## Exercise task
Pick out the lines containing "business".

## Data to process
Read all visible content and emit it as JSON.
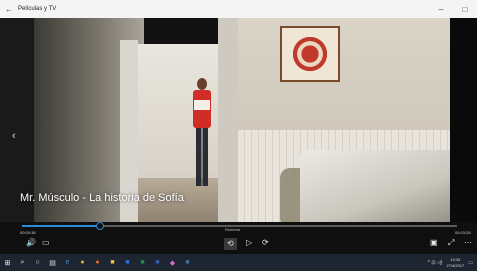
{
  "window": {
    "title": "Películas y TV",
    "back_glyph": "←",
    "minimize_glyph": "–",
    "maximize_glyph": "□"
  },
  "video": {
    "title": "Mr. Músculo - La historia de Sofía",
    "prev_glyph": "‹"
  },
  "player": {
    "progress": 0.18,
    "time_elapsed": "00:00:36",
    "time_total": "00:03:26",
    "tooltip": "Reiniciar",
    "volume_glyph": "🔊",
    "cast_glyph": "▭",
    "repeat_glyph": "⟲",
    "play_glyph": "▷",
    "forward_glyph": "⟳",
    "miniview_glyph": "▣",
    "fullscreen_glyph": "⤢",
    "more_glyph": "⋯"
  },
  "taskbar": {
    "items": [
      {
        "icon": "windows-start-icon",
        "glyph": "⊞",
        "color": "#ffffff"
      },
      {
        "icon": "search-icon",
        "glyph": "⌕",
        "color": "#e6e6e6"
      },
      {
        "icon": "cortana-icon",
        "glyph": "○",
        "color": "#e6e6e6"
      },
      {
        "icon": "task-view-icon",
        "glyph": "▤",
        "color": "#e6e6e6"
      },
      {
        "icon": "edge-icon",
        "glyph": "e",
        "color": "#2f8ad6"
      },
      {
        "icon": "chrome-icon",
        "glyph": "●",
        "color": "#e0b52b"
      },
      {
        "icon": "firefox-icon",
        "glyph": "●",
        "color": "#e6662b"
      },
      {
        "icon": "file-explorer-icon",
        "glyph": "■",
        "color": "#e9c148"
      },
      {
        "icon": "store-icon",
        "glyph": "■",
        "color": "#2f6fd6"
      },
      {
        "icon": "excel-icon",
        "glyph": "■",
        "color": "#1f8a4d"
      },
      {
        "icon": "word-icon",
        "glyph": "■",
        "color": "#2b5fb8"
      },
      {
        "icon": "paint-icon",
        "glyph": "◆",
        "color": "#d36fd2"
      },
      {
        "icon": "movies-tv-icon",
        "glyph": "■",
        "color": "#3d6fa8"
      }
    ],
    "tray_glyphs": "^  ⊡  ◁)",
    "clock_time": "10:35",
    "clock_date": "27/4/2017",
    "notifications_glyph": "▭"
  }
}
* * *
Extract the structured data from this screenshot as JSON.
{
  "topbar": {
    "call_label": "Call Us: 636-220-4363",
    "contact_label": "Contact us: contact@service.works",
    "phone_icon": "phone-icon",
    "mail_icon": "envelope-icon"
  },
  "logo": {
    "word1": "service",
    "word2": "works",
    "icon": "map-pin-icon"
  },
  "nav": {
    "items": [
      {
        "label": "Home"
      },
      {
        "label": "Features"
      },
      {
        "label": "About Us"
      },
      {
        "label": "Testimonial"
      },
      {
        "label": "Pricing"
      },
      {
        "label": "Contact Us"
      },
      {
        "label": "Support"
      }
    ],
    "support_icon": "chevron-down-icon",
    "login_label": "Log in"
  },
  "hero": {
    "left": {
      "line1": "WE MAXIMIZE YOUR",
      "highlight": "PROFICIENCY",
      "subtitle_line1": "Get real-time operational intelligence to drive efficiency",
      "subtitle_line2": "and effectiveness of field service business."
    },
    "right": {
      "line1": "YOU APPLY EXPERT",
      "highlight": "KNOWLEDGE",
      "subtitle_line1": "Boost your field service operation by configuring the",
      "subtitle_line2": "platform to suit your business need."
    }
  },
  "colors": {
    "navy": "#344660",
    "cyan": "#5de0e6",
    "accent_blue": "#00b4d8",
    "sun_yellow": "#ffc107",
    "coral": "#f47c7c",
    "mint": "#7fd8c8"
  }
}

## Written solution
      "subtitle_line2": "and effectiveness of field service business."
      "subtitle_line2": "platform to suit your business need."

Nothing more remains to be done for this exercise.